→ AVAILABLE RECORDS:
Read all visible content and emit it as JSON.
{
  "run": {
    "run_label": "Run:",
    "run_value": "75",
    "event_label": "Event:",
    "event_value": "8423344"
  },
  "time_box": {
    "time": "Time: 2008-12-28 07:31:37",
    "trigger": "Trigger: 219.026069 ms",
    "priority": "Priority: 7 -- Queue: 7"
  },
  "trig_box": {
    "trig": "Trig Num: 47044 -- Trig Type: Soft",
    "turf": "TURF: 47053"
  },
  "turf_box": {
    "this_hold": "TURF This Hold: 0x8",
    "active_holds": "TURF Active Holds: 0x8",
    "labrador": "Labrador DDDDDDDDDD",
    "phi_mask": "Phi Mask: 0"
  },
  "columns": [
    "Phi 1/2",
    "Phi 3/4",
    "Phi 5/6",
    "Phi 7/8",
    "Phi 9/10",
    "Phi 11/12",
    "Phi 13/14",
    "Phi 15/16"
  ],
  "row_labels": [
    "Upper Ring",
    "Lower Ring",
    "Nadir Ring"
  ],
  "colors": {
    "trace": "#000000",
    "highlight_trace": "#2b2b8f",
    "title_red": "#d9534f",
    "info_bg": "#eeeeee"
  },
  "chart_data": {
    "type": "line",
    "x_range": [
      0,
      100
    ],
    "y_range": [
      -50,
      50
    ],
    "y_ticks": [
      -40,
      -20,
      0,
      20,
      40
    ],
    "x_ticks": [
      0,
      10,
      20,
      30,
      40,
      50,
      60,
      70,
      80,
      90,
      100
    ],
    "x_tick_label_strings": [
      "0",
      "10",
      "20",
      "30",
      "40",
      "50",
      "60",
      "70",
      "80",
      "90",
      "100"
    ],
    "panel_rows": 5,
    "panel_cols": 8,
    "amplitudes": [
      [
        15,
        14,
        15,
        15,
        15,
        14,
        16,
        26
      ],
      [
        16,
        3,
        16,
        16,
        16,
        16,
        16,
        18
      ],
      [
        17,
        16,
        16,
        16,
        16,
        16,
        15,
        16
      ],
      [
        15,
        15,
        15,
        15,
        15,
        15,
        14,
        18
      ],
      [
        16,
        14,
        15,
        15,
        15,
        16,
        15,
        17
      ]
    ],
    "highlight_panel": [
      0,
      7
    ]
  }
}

→ THE TASK:
Every entry must be quoted exactly as it appears above.

→ RESULT OF THIS EXERCISE:
Read all visible content and emit it as JSON.
{
  "run": {
    "run_label": "Run:",
    "run_value": "75",
    "event_label": "Event:",
    "event_value": "8423344"
  },
  "time_box": {
    "time": "Time: 2008-12-28 07:31:37",
    "trigger": "Trigger: 219.026069 ms",
    "priority": "Priority: 7 -- Queue: 7"
  },
  "trig_box": {
    "trig": "Trig Num: 47044 -- Trig Type: Soft",
    "turf": "TURF: 47053"
  },
  "turf_box": {
    "this_hold": "TURF This Hold: 0x8",
    "active_holds": "TURF Active Holds: 0x8",
    "labrador": "Labrador DDDDDDDDDD",
    "phi_mask": "Phi Mask: 0"
  },
  "columns": [
    "Phi 1/2",
    "Phi 3/4",
    "Phi 5/6",
    "Phi 7/8",
    "Phi 9/10",
    "Phi 11/12",
    "Phi 13/14",
    "Phi 15/16"
  ],
  "row_labels": [
    "Upper Ring",
    "Lower Ring",
    "Nadir Ring"
  ],
  "colors": {
    "trace": "#000000",
    "highlight_trace": "#2b2b8f",
    "title_red": "#d9534f",
    "info_bg": "#eeeeee"
  },
  "chart_data": {
    "type": "line",
    "x_range": [
      0,
      100
    ],
    "y_range": [
      -50,
      50
    ],
    "y_ticks": [
      -40,
      -20,
      0,
      20,
      40
    ],
    "x_ticks": [
      0,
      10,
      20,
      30,
      40,
      50,
      60,
      70,
      80,
      90,
      100
    ],
    "x_tick_label_strings": [
      "0",
      "10",
      "20",
      "30",
      "40",
      "50",
      "60",
      "70",
      "80",
      "90",
      "100"
    ],
    "panel_rows": 5,
    "panel_cols": 8,
    "amplitudes": [
      [
        15,
        14,
        15,
        15,
        15,
        14,
        16,
        26
      ],
      [
        16,
        3,
        16,
        16,
        16,
        16,
        16,
        18
      ],
      [
        17,
        16,
        16,
        16,
        16,
        16,
        15,
        16
      ],
      [
        15,
        15,
        15,
        15,
        15,
        15,
        14,
        18
      ],
      [
        16,
        14,
        15,
        15,
        15,
        16,
        15,
        17
      ]
    ],
    "highlight_panel": [
      0,
      7
    ]
  }
}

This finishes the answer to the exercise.